*THE PROBLEM*
Write out the material exactly, leaving every picture behind.

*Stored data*

--------------------------------

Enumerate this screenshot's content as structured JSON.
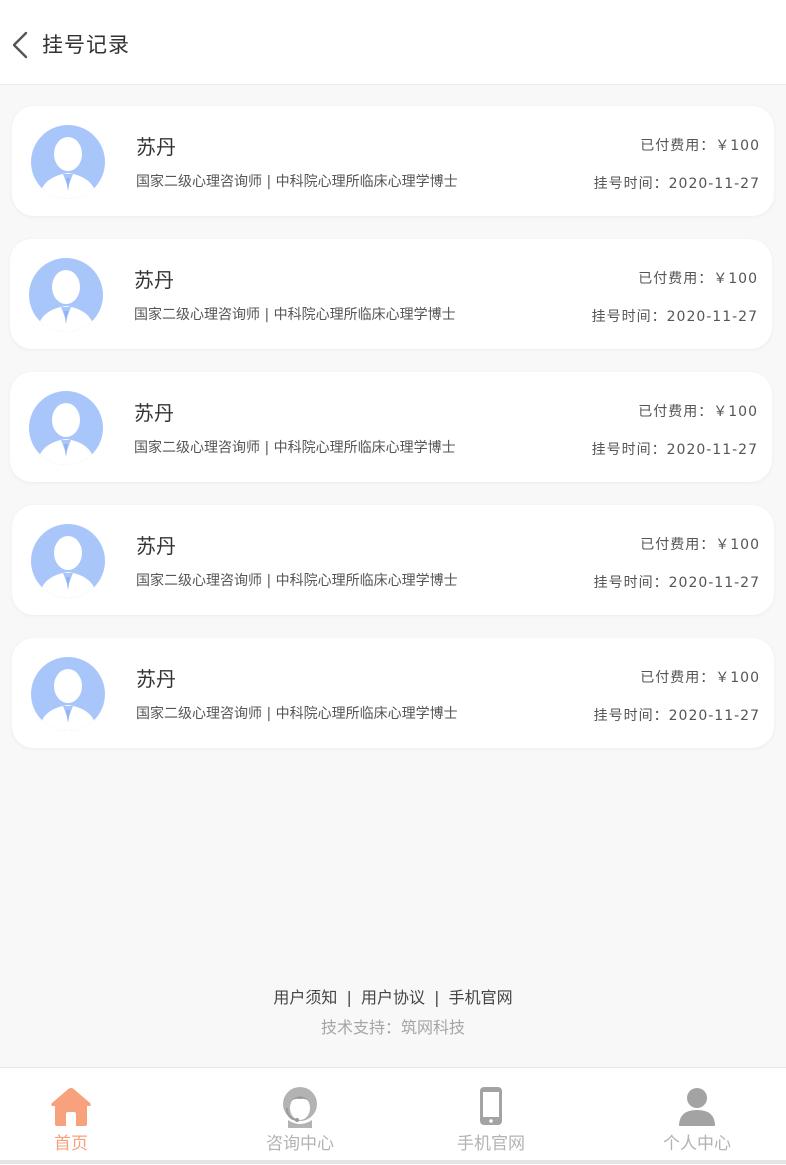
{
  "header": {
    "title": "挂号记录",
    "back_icon": "chevron-left-icon"
  },
  "records": [
    {
      "name": "苏丹",
      "desc": "国家二级心理咨询师 | 中科院心理所临床心理学博士",
      "fee": "已付费用：￥100",
      "time": "挂号时间：2020-11-27"
    },
    {
      "name": "苏丹",
      "desc": "国家二级心理咨询师 | 中科院心理所临床心理学博士",
      "fee": "已付费用：￥100",
      "time": "挂号时间：2020-11-27"
    },
    {
      "name": "苏丹",
      "desc": "国家二级心理咨询师 | 中科院心理所临床心理学博士",
      "fee": "已付费用：￥100",
      "time": "挂号时间：2020-11-27"
    },
    {
      "name": "苏丹",
      "desc": "国家二级心理咨询师 | 中科院心理所临床心理学博士",
      "fee": "已付费用：￥100",
      "time": "挂号时间：2020-11-27"
    },
    {
      "name": "苏丹",
      "desc": "国家二级心理咨询师 | 中科院心理所临床心理学博士",
      "fee": "已付费用：￥100",
      "time": "挂号时间：2020-11-27"
    }
  ],
  "footer": {
    "links": [
      "用户须知",
      "用户协议",
      "手机官网"
    ],
    "separator": "|",
    "support": "技术支持：筑网科技"
  },
  "tabbar": {
    "tabs": [
      {
        "label": "首页",
        "icon": "home-icon",
        "active": true
      },
      {
        "label": "咨询中心",
        "icon": "consultant-icon",
        "active": false
      },
      {
        "label": "手机官网",
        "icon": "mobile-phone-icon",
        "active": false
      },
      {
        "label": "个人中心",
        "icon": "person-icon",
        "active": false
      }
    ]
  },
  "colors": {
    "accent": "#f7a17d",
    "avatar": "#a9c6fb",
    "tab_inactive": "#b3b3b3"
  }
}
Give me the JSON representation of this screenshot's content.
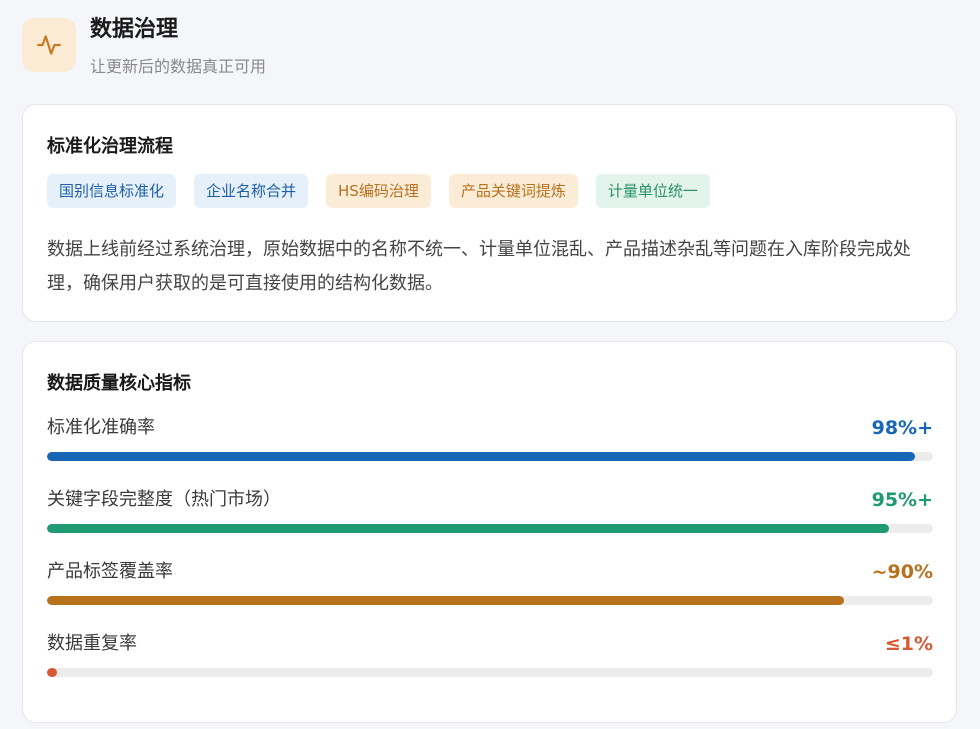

--------------------------------

*ANSWER TO THIS PROBLEM*
Enumerate this screenshot's content as structured JSON.
{
  "header": {
    "title": "挂号记录",
    "back_icon": "chevron-left-icon"
  },
  "records": [
    {
      "name": "苏丹",
      "desc": "国家二级心理咨询师 | 中科院心理所临床心理学博士",
      "fee": "已付费用：￥100",
      "time": "挂号时间：2020-11-27"
    },
    {
      "name": "苏丹",
      "desc": "国家二级心理咨询师 | 中科院心理所临床心理学博士",
      "fee": "已付费用：￥100",
      "time": "挂号时间：2020-11-27"
    },
    {
      "name": "苏丹",
      "desc": "国家二级心理咨询师 | 中科院心理所临床心理学博士",
      "fee": "已付费用：￥100",
      "time": "挂号时间：2020-11-27"
    },
    {
      "name": "苏丹",
      "desc": "国家二级心理咨询师 | 中科院心理所临床心理学博士",
      "fee": "已付费用：￥100",
      "time": "挂号时间：2020-11-27"
    },
    {
      "name": "苏丹",
      "desc": "国家二级心理咨询师 | 中科院心理所临床心理学博士",
      "fee": "已付费用：￥100",
      "time": "挂号时间：2020-11-27"
    }
  ],
  "footer": {
    "links": [
      "用户须知",
      "用户协议",
      "手机官网"
    ],
    "separator": "|",
    "support": "技术支持：筑网科技"
  },
  "tabbar": {
    "tabs": [
      {
        "label": "首页",
        "icon": "home-icon",
        "active": true
      },
      {
        "label": "咨询中心",
        "icon": "consultant-icon",
        "active": false
      },
      {
        "label": "手机官网",
        "icon": "mobile-phone-icon",
        "active": false
      },
      {
        "label": "个人中心",
        "icon": "person-icon",
        "active": false
      }
    ]
  },
  "colors": {
    "accent": "#f7a17d",
    "avatar": "#a9c6fb",
    "tab_inactive": "#b3b3b3"
  }
}
Give me the JSON representation of this screenshot's content.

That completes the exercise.